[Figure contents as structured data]
· · · · · · ·

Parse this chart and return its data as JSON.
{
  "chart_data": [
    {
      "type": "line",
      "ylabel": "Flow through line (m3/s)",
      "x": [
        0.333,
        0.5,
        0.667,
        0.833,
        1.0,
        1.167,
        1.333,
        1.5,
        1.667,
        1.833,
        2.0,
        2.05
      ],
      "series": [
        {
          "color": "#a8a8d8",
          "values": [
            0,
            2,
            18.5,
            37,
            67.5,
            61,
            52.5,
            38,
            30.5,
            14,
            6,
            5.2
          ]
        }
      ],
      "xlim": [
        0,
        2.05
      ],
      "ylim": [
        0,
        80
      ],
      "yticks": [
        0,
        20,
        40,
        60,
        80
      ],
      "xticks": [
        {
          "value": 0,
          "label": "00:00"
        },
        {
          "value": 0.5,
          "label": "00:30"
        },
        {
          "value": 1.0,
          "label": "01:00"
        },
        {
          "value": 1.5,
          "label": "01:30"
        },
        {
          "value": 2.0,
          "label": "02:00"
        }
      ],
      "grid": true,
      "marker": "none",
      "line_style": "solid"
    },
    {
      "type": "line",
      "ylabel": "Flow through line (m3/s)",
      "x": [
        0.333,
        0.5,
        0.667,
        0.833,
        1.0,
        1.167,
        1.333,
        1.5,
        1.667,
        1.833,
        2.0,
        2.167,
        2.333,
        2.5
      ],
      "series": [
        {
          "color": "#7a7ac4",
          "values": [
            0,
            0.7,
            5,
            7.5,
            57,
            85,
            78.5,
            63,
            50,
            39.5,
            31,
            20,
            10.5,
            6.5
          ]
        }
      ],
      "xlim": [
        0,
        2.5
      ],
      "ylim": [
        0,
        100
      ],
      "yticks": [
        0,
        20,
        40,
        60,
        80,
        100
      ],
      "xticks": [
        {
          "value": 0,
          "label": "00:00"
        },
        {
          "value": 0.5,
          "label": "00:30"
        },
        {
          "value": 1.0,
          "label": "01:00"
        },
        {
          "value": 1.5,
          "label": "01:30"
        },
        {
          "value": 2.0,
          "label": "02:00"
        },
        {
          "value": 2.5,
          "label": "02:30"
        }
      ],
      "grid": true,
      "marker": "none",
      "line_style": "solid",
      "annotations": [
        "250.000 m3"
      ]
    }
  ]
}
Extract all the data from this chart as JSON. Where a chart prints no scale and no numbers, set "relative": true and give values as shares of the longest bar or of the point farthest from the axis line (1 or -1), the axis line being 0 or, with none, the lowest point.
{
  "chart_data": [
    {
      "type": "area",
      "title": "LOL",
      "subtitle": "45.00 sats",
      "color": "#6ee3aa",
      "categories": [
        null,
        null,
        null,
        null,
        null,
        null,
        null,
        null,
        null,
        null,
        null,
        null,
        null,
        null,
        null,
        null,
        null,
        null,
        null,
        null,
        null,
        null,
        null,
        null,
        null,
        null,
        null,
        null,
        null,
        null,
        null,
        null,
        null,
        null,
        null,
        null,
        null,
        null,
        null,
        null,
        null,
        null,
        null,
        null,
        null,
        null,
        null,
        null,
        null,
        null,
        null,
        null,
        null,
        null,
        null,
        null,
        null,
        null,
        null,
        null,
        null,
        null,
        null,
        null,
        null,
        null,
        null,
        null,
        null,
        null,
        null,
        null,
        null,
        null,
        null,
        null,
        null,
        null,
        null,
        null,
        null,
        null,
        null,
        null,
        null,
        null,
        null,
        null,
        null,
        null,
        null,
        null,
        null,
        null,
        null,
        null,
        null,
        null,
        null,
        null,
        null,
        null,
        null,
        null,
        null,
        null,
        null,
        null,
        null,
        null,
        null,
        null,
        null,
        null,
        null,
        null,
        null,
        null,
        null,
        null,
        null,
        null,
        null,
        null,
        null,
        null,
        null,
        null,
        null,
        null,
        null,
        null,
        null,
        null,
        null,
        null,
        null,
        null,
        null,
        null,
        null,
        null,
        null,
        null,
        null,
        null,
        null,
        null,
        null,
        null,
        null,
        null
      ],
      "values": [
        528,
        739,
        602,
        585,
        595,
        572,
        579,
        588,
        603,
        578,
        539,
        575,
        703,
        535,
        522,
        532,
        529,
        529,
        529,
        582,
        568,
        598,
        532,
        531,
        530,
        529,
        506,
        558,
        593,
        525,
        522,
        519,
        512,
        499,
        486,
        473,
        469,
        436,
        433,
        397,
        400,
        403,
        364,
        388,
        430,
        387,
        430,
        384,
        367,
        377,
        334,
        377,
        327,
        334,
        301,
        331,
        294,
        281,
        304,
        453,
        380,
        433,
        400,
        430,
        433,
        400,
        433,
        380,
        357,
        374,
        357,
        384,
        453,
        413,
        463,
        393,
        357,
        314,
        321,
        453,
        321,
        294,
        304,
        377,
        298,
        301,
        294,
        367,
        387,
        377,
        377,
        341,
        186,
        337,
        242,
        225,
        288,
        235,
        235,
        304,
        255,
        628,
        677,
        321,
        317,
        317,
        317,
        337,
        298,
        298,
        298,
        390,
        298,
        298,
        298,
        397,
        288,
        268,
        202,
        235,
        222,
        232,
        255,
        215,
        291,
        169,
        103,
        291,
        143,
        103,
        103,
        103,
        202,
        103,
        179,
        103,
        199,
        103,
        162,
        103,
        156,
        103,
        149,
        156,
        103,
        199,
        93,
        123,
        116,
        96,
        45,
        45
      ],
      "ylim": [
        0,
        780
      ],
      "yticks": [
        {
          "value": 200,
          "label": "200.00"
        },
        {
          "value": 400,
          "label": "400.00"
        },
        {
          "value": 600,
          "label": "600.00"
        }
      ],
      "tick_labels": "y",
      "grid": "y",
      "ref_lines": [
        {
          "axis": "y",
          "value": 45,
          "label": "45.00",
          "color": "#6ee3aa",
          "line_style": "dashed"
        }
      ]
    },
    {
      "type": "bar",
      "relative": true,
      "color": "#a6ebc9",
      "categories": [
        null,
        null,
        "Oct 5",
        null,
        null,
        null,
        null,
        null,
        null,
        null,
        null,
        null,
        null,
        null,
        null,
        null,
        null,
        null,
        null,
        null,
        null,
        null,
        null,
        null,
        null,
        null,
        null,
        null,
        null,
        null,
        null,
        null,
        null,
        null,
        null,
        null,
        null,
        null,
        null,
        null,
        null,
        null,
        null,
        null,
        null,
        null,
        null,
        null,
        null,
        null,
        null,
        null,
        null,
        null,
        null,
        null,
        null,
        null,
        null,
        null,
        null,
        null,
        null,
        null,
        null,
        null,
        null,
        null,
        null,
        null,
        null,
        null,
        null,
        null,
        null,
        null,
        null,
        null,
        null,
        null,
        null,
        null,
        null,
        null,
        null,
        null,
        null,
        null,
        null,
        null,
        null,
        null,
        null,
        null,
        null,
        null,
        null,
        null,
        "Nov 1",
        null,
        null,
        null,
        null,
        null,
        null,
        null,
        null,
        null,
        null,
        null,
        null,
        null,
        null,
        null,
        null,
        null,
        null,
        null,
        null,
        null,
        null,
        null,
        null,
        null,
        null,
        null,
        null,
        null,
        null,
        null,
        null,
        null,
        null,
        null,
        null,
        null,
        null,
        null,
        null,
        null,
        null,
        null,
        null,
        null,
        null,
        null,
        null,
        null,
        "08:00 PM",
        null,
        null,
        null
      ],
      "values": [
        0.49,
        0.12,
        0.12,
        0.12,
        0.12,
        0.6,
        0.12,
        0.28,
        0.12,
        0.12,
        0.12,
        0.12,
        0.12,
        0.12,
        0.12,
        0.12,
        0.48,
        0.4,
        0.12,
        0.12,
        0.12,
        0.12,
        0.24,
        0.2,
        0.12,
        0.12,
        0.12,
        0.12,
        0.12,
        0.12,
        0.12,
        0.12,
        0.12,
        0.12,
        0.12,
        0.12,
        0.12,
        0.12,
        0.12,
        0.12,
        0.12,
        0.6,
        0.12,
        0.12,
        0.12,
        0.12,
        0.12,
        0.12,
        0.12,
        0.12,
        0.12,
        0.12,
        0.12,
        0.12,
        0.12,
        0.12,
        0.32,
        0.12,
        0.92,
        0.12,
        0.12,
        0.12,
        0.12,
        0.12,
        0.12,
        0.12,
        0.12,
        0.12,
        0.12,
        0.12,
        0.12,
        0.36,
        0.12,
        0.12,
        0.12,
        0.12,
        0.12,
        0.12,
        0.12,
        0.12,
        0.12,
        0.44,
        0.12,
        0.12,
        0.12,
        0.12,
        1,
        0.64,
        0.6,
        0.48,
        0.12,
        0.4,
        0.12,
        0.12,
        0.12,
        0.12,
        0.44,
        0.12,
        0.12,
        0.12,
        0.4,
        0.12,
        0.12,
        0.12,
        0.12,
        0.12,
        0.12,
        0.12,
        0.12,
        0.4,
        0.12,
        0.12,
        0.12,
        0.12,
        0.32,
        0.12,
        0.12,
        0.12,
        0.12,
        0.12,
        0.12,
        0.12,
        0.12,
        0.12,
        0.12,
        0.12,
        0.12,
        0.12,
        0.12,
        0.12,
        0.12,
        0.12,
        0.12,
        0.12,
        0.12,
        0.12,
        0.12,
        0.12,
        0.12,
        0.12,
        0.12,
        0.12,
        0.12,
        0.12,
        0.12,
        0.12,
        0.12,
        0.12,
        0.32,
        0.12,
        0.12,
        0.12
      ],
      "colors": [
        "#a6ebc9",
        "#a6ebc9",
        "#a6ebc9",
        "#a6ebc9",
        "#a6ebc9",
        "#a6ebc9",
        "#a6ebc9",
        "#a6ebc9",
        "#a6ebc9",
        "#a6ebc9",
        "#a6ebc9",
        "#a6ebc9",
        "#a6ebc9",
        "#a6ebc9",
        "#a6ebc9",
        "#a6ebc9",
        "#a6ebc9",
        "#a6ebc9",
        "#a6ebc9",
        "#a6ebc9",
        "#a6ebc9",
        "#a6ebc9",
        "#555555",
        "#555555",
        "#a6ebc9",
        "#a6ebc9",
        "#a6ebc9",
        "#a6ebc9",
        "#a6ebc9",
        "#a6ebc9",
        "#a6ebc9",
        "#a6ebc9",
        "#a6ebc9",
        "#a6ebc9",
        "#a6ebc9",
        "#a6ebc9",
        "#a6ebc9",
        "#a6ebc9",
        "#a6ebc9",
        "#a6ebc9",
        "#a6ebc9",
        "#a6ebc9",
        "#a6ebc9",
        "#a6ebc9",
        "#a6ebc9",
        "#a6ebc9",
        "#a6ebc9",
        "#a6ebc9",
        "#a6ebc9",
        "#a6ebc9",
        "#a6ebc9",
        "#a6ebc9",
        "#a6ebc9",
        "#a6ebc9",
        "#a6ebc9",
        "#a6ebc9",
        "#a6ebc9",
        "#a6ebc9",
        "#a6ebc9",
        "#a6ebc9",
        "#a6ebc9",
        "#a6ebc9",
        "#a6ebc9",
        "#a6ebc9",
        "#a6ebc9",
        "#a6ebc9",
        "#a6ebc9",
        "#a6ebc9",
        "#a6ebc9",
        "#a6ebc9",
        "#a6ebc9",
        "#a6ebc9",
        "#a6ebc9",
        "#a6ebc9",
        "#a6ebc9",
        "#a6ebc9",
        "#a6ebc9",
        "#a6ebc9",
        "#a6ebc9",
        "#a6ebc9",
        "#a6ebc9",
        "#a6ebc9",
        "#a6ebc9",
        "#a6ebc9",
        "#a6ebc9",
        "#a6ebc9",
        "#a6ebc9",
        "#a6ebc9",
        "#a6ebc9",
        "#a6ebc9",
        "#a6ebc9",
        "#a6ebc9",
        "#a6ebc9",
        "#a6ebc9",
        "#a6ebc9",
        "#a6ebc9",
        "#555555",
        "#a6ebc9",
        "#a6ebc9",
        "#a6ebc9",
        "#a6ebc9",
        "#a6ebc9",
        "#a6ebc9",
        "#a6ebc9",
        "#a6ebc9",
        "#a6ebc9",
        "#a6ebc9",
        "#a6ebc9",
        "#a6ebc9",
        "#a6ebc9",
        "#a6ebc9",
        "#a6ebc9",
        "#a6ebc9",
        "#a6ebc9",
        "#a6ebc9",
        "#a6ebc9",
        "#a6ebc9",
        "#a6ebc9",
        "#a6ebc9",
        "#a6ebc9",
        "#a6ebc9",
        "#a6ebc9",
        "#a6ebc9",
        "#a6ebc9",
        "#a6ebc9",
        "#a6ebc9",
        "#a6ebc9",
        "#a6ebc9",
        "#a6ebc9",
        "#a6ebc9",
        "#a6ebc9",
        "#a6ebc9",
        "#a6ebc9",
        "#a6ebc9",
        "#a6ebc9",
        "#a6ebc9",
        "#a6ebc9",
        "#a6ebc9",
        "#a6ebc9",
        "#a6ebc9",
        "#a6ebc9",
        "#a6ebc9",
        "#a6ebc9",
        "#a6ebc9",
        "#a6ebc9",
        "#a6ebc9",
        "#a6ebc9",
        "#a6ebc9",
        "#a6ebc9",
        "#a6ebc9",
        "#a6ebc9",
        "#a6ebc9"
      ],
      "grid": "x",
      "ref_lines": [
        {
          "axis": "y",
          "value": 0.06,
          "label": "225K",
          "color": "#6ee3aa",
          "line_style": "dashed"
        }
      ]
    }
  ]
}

· · · · · · ·

Problem: Copy every line of the listing where the word "true" appears.

Correct response:
      "grid": true,
      "grid": true,
Extract all the data from this chart as JSON. Where a chart prints no scale and no numbers, set "relative": true and give values as shares of the longest bar or of the point farthest from the axis line (1 or -1), the axis line being 0 or, with none, the lowest point.
      "relative": true,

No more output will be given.